**DATA FOR THE TASK**
--------------------------------------------------

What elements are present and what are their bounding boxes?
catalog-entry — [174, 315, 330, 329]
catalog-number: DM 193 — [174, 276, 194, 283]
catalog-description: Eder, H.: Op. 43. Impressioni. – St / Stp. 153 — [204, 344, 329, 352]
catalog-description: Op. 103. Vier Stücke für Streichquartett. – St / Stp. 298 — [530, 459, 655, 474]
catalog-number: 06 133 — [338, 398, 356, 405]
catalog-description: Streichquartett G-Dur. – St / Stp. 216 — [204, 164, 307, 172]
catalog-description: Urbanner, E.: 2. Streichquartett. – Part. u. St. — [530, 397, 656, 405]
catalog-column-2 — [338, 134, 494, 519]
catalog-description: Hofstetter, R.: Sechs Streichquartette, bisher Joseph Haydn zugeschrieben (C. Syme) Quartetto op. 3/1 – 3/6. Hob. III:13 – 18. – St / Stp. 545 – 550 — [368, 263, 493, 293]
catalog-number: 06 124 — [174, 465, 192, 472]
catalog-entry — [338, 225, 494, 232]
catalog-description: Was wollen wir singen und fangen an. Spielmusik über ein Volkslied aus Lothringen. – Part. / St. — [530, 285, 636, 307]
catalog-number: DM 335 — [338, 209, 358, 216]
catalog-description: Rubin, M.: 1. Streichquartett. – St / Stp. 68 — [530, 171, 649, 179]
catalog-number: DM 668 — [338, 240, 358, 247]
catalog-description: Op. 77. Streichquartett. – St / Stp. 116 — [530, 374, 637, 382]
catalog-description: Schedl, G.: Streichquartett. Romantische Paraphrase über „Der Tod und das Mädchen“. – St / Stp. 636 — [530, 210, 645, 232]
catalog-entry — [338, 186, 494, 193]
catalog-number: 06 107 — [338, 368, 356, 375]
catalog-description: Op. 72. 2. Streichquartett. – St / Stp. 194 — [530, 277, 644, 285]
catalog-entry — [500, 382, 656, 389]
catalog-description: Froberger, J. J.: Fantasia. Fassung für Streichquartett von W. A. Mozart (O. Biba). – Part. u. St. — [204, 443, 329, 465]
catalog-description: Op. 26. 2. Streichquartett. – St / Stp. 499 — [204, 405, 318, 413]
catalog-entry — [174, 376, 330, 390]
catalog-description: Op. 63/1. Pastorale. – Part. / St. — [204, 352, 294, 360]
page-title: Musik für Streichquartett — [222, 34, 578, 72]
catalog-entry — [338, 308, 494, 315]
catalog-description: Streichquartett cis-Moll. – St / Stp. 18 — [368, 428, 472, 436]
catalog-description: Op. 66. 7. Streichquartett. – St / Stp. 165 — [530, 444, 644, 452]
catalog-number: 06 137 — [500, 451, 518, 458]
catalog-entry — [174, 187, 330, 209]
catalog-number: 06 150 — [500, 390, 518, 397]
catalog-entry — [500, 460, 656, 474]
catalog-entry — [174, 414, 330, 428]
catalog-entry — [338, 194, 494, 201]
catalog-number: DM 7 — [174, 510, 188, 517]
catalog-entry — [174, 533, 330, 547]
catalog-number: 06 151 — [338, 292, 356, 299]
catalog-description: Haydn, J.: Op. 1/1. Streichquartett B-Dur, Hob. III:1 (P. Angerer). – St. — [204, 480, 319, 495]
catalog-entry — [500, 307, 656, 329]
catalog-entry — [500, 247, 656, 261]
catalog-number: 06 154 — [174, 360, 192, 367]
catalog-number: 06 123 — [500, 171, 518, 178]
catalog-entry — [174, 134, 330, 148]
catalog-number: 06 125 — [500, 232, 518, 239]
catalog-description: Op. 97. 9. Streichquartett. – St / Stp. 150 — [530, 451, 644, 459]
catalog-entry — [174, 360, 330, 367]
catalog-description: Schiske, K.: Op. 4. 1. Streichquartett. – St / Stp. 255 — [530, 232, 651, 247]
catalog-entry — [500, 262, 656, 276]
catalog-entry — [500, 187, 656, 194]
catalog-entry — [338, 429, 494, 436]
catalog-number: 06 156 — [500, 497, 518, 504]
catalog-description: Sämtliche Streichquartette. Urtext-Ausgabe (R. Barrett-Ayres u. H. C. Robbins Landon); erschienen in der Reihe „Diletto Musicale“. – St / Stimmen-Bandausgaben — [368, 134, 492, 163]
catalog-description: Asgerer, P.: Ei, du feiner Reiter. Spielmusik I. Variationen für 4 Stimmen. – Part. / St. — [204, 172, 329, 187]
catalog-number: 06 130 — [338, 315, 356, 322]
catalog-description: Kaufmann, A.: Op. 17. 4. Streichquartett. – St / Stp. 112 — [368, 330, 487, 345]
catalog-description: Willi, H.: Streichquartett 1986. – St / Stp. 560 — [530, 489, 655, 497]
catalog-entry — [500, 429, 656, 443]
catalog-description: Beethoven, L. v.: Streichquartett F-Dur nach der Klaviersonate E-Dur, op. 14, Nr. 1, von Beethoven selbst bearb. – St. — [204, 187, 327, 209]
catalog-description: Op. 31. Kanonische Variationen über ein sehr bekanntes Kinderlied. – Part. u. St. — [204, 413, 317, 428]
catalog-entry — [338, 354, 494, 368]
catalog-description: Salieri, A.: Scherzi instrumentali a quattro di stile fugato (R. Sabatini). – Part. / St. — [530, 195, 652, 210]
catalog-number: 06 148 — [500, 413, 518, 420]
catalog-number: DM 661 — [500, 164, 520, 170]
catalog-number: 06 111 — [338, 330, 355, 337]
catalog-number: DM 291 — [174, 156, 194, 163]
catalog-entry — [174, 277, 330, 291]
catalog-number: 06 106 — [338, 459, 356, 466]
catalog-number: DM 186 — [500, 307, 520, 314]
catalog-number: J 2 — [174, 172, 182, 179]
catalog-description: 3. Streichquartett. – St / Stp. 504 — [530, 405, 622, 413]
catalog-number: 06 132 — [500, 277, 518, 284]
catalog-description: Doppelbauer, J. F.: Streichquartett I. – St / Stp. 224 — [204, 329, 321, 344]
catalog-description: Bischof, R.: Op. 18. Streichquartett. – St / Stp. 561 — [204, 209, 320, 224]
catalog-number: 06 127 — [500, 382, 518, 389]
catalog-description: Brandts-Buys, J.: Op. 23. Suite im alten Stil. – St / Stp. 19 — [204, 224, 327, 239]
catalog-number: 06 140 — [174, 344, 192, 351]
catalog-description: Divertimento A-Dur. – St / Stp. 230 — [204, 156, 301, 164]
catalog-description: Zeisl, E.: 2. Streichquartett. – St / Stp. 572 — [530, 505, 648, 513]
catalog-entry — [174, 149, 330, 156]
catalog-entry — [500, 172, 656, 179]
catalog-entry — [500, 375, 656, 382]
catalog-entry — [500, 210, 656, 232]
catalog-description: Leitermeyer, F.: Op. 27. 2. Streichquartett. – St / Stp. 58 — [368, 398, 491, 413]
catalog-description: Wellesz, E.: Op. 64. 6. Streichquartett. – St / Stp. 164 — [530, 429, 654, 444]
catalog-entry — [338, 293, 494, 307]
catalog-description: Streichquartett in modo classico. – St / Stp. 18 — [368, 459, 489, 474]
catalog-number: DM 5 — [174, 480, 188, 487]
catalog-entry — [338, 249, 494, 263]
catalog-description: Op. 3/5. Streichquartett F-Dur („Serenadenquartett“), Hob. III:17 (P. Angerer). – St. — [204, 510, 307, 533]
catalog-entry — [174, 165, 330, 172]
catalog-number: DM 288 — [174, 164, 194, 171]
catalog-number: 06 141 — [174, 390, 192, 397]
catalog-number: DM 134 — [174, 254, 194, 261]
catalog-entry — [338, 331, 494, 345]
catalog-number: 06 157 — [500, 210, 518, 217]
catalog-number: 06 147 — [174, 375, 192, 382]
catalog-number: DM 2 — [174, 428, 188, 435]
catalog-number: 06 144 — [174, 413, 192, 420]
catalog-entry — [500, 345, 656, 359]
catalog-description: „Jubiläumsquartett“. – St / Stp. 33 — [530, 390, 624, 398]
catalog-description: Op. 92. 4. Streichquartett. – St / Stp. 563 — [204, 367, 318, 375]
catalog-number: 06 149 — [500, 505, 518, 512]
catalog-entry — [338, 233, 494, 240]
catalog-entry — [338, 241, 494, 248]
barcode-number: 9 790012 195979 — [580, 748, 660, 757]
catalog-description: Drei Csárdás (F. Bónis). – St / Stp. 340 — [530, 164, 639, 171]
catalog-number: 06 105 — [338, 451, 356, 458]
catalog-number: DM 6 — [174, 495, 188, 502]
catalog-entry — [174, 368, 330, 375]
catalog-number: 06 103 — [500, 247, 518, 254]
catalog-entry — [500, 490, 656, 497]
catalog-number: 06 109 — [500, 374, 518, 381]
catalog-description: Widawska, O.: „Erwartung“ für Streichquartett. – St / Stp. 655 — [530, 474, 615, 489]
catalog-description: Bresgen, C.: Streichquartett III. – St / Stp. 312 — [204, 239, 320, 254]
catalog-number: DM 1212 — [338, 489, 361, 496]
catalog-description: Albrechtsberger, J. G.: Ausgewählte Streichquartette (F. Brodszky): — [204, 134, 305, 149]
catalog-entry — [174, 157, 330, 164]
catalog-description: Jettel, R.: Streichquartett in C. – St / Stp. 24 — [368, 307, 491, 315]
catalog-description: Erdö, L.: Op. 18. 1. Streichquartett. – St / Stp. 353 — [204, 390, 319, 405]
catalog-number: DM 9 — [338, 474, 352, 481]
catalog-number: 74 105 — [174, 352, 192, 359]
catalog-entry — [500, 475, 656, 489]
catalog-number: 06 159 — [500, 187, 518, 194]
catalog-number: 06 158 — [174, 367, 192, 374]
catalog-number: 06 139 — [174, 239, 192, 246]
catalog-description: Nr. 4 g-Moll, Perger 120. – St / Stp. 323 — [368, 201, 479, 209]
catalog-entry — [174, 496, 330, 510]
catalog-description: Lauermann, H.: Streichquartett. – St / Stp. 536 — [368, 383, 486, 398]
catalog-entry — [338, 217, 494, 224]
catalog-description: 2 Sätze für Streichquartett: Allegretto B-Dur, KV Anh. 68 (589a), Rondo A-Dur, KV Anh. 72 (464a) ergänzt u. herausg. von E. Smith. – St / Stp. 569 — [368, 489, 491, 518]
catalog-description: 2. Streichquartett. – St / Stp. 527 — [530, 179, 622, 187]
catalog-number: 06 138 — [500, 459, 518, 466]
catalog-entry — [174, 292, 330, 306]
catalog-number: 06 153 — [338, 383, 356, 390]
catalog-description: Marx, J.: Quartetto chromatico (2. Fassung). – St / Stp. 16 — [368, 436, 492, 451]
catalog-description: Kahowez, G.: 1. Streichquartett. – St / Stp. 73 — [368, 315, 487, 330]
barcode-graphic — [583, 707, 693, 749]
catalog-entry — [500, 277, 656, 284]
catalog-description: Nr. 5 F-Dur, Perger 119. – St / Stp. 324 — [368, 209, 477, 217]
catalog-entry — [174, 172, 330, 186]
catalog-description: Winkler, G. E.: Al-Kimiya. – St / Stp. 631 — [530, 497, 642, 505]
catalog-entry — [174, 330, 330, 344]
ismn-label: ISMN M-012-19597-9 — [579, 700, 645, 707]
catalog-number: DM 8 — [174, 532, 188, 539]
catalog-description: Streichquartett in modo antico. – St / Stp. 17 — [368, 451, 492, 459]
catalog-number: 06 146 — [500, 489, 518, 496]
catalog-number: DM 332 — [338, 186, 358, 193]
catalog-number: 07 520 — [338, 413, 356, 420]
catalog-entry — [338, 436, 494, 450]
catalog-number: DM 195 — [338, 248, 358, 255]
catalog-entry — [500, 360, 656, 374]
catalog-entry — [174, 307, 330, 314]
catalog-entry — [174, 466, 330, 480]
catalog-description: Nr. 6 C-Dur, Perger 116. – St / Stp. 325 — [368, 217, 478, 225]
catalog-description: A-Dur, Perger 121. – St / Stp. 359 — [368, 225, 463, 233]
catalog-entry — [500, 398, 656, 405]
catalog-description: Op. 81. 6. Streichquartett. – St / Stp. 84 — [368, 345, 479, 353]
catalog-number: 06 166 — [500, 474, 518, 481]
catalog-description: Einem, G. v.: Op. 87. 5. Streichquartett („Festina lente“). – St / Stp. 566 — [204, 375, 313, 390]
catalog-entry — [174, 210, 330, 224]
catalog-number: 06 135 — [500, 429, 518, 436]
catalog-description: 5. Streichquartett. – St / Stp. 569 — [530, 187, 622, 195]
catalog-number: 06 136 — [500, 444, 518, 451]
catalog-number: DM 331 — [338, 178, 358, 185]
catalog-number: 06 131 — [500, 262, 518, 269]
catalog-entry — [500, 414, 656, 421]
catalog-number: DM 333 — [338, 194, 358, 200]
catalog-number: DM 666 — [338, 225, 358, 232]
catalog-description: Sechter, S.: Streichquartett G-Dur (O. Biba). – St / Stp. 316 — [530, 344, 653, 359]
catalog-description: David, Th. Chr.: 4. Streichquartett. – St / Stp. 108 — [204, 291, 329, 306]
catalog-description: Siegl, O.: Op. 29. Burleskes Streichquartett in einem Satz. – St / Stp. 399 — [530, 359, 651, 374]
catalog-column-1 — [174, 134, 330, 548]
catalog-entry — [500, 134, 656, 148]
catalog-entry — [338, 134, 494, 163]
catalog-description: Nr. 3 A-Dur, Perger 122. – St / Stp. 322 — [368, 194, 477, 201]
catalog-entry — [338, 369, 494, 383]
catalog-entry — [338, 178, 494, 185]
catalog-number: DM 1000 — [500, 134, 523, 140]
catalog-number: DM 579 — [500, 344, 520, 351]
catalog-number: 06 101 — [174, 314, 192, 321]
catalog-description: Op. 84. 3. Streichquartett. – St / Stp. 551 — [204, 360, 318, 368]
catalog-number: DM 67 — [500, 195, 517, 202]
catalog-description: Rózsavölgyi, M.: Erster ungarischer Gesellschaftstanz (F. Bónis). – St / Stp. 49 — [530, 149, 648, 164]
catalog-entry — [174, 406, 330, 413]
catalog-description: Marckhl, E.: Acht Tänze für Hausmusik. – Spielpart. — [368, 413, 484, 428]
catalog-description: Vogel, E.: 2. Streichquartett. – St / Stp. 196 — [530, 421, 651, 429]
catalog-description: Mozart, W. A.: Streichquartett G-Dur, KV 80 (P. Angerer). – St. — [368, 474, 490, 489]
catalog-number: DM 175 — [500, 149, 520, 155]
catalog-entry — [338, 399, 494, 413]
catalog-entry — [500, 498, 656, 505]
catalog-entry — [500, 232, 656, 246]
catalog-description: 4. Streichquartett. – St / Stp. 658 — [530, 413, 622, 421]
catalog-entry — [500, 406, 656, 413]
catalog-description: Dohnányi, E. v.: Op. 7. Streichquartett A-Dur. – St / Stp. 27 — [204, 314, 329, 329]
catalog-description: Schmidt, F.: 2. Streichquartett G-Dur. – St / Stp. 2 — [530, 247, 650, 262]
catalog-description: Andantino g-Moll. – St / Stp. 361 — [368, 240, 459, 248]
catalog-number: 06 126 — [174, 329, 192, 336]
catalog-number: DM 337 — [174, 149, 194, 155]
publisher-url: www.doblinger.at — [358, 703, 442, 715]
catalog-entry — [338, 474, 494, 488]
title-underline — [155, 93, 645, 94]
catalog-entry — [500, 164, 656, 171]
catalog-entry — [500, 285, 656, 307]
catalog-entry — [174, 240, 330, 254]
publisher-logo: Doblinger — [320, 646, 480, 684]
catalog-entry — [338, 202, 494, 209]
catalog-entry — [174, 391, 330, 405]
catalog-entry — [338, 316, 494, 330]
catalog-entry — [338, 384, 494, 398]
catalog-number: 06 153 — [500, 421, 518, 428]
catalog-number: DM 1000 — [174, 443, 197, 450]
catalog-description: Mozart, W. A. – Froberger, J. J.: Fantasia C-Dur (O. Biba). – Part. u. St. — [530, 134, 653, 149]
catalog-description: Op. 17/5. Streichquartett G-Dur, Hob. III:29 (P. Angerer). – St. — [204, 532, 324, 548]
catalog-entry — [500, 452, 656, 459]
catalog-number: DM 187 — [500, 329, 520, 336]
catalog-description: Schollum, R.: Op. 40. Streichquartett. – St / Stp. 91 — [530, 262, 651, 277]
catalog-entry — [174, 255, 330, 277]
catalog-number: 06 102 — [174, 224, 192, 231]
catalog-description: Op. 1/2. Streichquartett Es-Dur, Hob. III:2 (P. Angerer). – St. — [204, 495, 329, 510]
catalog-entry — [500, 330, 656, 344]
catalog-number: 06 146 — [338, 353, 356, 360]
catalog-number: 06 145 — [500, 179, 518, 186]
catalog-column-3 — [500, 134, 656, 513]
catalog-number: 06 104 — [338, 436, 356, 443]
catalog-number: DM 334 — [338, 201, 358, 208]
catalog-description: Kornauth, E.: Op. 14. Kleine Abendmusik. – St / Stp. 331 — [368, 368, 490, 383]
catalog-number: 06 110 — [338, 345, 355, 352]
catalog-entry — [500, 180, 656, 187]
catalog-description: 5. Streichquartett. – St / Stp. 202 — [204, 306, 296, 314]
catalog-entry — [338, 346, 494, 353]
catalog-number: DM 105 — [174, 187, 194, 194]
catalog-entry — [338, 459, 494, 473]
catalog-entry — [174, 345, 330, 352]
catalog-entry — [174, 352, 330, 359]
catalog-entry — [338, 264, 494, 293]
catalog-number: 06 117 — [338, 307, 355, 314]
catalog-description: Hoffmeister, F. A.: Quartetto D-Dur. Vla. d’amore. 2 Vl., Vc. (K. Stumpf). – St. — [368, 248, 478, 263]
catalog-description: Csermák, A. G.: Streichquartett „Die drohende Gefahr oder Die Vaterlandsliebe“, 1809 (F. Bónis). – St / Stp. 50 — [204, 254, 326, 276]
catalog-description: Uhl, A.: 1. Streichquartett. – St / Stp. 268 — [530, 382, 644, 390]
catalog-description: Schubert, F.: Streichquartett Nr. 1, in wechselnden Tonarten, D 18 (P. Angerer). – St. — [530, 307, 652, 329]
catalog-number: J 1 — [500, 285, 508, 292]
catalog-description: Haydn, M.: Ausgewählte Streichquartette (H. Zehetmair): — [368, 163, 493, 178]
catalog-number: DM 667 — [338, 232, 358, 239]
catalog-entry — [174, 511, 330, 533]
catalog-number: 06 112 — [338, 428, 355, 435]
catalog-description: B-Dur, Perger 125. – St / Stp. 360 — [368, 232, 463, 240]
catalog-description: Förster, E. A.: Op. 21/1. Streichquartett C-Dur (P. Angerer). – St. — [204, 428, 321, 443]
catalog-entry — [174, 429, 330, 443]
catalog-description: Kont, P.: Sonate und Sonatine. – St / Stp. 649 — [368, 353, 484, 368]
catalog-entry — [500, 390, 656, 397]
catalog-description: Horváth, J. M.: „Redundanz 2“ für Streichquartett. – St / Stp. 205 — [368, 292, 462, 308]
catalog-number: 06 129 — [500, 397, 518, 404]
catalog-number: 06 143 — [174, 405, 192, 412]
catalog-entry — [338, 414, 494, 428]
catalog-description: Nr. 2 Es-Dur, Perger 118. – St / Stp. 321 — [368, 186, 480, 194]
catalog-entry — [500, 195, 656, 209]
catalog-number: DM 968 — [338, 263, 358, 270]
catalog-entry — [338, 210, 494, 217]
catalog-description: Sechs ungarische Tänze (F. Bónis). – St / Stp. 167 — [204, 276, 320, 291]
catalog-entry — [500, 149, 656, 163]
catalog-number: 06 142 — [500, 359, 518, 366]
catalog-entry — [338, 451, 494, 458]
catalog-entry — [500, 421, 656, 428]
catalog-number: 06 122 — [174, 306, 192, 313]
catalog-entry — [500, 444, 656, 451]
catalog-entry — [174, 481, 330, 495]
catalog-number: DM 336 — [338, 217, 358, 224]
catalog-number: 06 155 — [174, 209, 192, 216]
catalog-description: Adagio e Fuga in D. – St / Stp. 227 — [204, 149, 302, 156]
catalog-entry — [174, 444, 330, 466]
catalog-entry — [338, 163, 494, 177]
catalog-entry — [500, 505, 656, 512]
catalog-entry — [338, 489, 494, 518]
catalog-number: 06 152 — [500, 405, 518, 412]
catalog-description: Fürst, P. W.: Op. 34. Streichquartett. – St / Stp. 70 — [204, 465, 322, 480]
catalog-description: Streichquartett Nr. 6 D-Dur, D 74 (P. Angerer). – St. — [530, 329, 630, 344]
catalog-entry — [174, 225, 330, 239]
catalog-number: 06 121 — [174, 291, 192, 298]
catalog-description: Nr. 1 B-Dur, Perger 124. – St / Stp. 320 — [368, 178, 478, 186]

--------------------------------------------------

Pull out every line of the records above that contains the word "Ausgewählte". Treat uppercase and lowercase as different.

**SOLUTION**
catalog-description: Albrechtsberger, J. G.: Ausgewählte Streichquartette (F. Brodszky): — [204, 134, 305, 149]
catalog-description: Haydn, M.: Ausgewählte Streichquartette (H. Zehetmair): — [368, 163, 493, 178]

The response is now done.